Instructions for the task —
Transcribe each record below word for word.

## start Recorded information

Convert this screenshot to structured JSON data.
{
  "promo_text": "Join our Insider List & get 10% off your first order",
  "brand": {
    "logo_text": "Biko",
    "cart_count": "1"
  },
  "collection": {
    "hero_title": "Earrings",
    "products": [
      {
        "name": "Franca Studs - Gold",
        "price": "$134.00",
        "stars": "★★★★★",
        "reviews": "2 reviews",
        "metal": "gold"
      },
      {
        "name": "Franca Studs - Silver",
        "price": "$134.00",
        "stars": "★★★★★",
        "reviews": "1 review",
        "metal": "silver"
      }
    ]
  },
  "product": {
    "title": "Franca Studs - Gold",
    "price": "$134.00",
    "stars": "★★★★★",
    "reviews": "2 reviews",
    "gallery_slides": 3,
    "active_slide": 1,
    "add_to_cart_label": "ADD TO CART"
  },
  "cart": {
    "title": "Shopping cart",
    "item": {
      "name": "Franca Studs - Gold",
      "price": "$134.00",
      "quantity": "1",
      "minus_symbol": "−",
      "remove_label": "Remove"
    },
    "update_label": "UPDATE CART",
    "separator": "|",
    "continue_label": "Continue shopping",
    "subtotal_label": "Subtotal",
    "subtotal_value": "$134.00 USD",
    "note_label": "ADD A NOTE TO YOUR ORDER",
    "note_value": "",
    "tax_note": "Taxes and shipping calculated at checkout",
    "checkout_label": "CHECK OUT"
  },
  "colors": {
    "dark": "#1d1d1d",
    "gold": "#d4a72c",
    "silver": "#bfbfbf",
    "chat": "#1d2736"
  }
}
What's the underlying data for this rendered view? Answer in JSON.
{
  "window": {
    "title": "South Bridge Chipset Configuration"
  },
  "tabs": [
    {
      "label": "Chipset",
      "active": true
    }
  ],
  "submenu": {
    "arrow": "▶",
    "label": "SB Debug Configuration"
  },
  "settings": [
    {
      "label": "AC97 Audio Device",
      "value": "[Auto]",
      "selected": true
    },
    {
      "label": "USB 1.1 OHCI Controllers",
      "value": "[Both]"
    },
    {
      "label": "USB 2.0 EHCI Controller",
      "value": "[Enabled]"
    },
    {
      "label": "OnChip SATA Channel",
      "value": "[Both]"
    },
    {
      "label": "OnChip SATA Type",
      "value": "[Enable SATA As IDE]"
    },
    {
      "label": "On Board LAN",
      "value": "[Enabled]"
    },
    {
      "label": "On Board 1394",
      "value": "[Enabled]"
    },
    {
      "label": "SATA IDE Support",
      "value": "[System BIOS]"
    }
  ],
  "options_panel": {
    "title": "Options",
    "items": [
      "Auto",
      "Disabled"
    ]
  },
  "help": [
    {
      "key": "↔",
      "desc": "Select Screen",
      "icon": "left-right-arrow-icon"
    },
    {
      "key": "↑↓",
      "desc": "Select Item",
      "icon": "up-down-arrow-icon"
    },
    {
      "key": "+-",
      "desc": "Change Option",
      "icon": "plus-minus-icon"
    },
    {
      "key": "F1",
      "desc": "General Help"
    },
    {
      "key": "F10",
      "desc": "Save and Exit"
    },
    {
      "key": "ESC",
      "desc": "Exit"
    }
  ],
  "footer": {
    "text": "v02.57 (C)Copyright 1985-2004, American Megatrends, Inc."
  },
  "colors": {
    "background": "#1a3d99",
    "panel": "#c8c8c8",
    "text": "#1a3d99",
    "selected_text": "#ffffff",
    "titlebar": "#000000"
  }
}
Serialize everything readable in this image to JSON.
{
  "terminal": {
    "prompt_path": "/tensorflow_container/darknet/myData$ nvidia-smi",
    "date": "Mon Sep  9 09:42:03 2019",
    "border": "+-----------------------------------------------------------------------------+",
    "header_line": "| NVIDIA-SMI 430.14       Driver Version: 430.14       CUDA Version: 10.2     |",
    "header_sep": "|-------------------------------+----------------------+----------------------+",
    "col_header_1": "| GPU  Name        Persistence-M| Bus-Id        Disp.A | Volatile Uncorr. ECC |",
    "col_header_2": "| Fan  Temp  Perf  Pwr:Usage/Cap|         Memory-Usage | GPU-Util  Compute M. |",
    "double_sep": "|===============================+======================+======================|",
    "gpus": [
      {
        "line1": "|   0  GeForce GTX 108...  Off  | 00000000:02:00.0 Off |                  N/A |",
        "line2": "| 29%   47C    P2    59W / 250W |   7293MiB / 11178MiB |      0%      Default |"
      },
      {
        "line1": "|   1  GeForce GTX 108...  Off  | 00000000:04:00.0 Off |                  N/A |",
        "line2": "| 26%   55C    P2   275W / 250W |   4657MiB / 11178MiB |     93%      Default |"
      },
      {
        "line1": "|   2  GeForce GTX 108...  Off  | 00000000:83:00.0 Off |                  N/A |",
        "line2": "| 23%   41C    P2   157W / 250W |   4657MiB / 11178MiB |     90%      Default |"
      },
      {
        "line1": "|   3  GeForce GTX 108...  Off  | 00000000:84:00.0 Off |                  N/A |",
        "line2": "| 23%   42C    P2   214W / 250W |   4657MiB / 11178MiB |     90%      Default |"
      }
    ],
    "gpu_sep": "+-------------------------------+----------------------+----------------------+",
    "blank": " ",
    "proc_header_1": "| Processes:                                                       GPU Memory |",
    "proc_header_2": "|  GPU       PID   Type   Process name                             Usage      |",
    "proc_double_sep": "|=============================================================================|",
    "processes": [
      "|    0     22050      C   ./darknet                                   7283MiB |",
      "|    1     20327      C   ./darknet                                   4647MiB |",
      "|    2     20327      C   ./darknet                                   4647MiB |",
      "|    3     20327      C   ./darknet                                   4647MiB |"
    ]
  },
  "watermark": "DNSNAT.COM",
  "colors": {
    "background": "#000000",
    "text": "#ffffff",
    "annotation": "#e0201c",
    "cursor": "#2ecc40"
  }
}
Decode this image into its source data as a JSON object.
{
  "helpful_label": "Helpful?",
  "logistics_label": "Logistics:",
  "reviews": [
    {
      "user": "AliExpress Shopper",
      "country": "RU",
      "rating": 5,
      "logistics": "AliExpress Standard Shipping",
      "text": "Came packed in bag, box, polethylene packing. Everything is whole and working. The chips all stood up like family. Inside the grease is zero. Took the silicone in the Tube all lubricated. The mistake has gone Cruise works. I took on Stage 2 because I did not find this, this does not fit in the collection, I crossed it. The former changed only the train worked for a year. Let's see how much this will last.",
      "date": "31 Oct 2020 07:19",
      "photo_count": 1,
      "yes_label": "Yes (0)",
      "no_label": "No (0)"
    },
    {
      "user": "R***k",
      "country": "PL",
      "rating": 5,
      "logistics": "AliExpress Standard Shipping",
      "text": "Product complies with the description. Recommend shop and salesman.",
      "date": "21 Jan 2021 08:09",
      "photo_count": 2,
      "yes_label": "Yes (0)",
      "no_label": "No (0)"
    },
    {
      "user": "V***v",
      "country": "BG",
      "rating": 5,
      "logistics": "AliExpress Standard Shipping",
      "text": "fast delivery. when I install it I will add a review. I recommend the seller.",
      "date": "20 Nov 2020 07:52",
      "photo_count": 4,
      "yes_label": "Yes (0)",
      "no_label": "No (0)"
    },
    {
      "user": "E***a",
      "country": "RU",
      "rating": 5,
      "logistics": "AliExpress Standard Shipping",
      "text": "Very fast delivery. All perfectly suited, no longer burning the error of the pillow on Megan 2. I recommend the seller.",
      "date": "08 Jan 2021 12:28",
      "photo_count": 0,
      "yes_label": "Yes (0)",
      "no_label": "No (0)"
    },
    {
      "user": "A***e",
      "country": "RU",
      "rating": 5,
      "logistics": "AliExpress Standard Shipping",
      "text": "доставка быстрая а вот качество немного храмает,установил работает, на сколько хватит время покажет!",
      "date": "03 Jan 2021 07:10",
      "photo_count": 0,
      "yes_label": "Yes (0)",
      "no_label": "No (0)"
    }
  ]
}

## end Recorded information

Response —
Convert this screenshot to structured JSON data.
{
  "promo_text": "Join our Insider List & get 10% off your first order",
  "brand": {
    "logo_text": "Biko",
    "cart_count": "1"
  },
  "collection": {
    "hero_title": "Earrings",
    "products": [
      {
        "name": "Franca Studs - Gold",
        "price": "$134.00",
        "stars": "★★★★★",
        "reviews": "2 reviews",
        "metal": "gold"
      },
      {
        "name": "Franca Studs - Silver",
        "price": "$134.00",
        "stars": "★★★★★",
        "reviews": "1 review",
        "metal": "silver"
      }
    ]
  },
  "product": {
    "title": "Franca Studs - Gold",
    "price": "$134.00",
    "stars": "★★★★★",
    "reviews": "2 reviews",
    "gallery_slides": 3,
    "active_slide": 1,
    "add_to_cart_label": "ADD TO CART"
  },
  "cart": {
    "title": "Shopping cart",
    "item": {
      "name": "Franca Studs - Gold",
      "price": "$134.00",
      "quantity": "1",
      "minus_symbol": "−",
      "remove_label": "Remove"
    },
    "update_label": "UPDATE CART",
    "separator": "|",
    "continue_label": "Continue shopping",
    "subtotal_label": "Subtotal",
    "subtotal_value": "$134.00 USD",
    "note_label": "ADD A NOTE TO YOUR ORDER",
    "note_value": "",
    "tax_note": "Taxes and shipping calculated at checkout",
    "checkout_label": "CHECK OUT"
  },
  "colors": {
    "dark": "#1d1d1d",
    "gold": "#d4a72c",
    "silver": "#bfbfbf",
    "chat": "#1d2736"
  }
}
What's the underlying data for this rendered view? Answer in JSON.
{
  "window": {
    "title": "South Bridge Chipset Configuration"
  },
  "tabs": [
    {
      "label": "Chipset",
      "active": true
    }
  ],
  "submenu": {
    "arrow": "▶",
    "label": "SB Debug Configuration"
  },
  "settings": [
    {
      "label": "AC97 Audio Device",
      "value": "[Auto]",
      "selected": true
    },
    {
      "label": "USB 1.1 OHCI Controllers",
      "value": "[Both]"
    },
    {
      "label": "USB 2.0 EHCI Controller",
      "value": "[Enabled]"
    },
    {
      "label": "OnChip SATA Channel",
      "value": "[Both]"
    },
    {
      "label": "OnChip SATA Type",
      "value": "[Enable SATA As IDE]"
    },
    {
      "label": "On Board LAN",
      "value": "[Enabled]"
    },
    {
      "label": "On Board 1394",
      "value": "[Enabled]"
    },
    {
      "label": "SATA IDE Support",
      "value": "[System BIOS]"
    }
  ],
  "options_panel": {
    "title": "Options",
    "items": [
      "Auto",
      "Disabled"
    ]
  },
  "help": [
    {
      "key": "↔",
      "desc": "Select Screen",
      "icon": "left-right-arrow-icon"
    },
    {
      "key": "↑↓",
      "desc": "Select Item",
      "icon": "up-down-arrow-icon"
    },
    {
      "key": "+-",
      "desc": "Change Option",
      "icon": "plus-minus-icon"
    },
    {
      "key": "F1",
      "desc": "General Help"
    },
    {
      "key": "F10",
      "desc": "Save and Exit"
    },
    {
      "key": "ESC",
      "desc": "Exit"
    }
  ],
  "footer": {
    "text": "v02.57 (C)Copyright 1985-2004, American Megatrends, Inc."
  },
  "colors": {
    "background": "#1a3d99",
    "panel": "#c8c8c8",
    "text": "#1a3d99",
    "selected_text": "#ffffff",
    "titlebar": "#000000"
  }
}
Serialize everything readable in this image to JSON.
{
  "terminal": {
    "prompt_path": "/tensorflow_container/darknet/myData$ nvidia-smi",
    "date": "Mon Sep  9 09:42:03 2019",
    "border": "+-----------------------------------------------------------------------------+",
    "header_line": "| NVIDIA-SMI 430.14       Driver Version: 430.14       CUDA Version: 10.2     |",
    "header_sep": "|-------------------------------+----------------------+----------------------+",
    "col_header_1": "| GPU  Name        Persistence-M| Bus-Id        Disp.A | Volatile Uncorr. ECC |",
    "col_header_2": "| Fan  Temp  Perf  Pwr:Usage/Cap|         Memory-Usage | GPU-Util  Compute M. |",
    "double_sep": "|===============================+======================+======================|",
    "gpus": [
      {
        "line1": "|   0  GeForce GTX 108...  Off  | 00000000:02:00.0 Off |                  N/A |",
        "line2": "| 29%   47C    P2    59W / 250W |   7293MiB / 11178MiB |      0%      Default |"
      },
      {
        "line1": "|   1  GeForce GTX 108...  Off  | 00000000:04:00.0 Off |                  N/A |",
        "line2": "| 26%   55C    P2   275W / 250W |   4657MiB / 11178MiB |     93%      Default |"
      },
      {
        "line1": "|   2  GeForce GTX 108...  Off  | 00000000:83:00.0 Off |                  N/A |",
        "line2": "| 23%   41C    P2   157W / 250W |   4657MiB / 11178MiB |     90%      Default |"
      },
      {
        "line1": "|   3  GeForce GTX 108...  Off  | 00000000:84:00.0 Off |                  N/A |",
        "line2": "| 23%   42C    P2   214W / 250W |   4657MiB / 11178MiB |     90%      Default |"
      }
    ],
    "gpu_sep": "+-------------------------------+----------------------+----------------------+",
    "blank": " ",
    "proc_header_1": "| Processes:                                                       GPU Memory |",
    "proc_header_2": "|  GPU       PID   Type   Process name                             Usage      |",
    "proc_double_sep": "|=============================================================================|",
    "processes": [
      "|    0     22050      C   ./darknet                                   7283MiB |",
      "|    1     20327      C   ./darknet                                   4647MiB |",
      "|    2     20327      C   ./darknet                                   4647MiB |",
      "|    3     20327      C   ./darknet                                   4647MiB |"
    ]
  },
  "watermark": "DNSNAT.COM",
  "colors": {
    "background": "#000000",
    "text": "#ffffff",
    "annotation": "#e0201c",
    "cursor": "#2ecc40"
  }
}
Decode this image into its source data as a JSON object.
{
  "helpful_label": "Helpful?",
  "logistics_label": "Logistics:",
  "reviews": [
    {
      "user": "AliExpress Shopper",
      "country": "RU",
      "rating": 5,
      "logistics": "AliExpress Standard Shipping",
      "text": "Came packed in bag, box, polethylene packing. Everything is whole and working. The chips all stood up like family. Inside the grease is zero. Took the silicone in the Tube all lubricated. The mistake has gone Cruise works. I took on Stage 2 because I did not find this, this does not fit in the collection, I crossed it. The former changed only the train worked for a year. Let's see how much this will last.",
      "date": "31 Oct 2020 07:19",
      "photo_count": 1,
      "yes_label": "Yes (0)",
      "no_label": "No (0)"
    },
    {
      "user": "R***k",
      "country": "PL",
      "rating": 5,
      "logistics": "AliExpress Standard Shipping",
      "text": "Product complies with the description. Recommend shop and salesman.",
      "date": "21 Jan 2021 08:09",
      "photo_count": 2,
      "yes_label": "Yes (0)",
      "no_label": "No (0)"
    },
    {
      "user": "V***v",
      "country": "BG",
      "rating": 5,
      "logistics": "AliExpress Standard Shipping",
      "text": "fast delivery. when I install it I will add a review. I recommend the seller.",
      "date": "20 Nov 2020 07:52",
      "photo_count": 4,
      "yes_label": "Yes (0)",
      "no_label": "No (0)"
    },
    {
      "user": "E***a",
      "country": "RU",
      "rating": 5,
      "logistics": "AliExpress Standard Shipping",
      "text": "Very fast delivery. All perfectly suited, no longer burning the error of the pillow on Megan 2. I recommend the seller.",
      "date": "08 Jan 2021 12:28",
      "photo_count": 0,
      "yes_label": "Yes (0)",
      "no_label": "No (0)"
    },
    {
      "user": "A***e",
      "country": "RU",
      "rating": 5,
      "logistics": "AliExpress Standard Shipping",
      "text": "доставка быстрая а вот качество немного храмает,установил работает, на сколько хватит время покажет!",
      "date": "03 Jan 2021 07:10",
      "photo_count": 0,
      "yes_label": "Yes (0)",
      "no_label": "No (0)"
    }
  ]
}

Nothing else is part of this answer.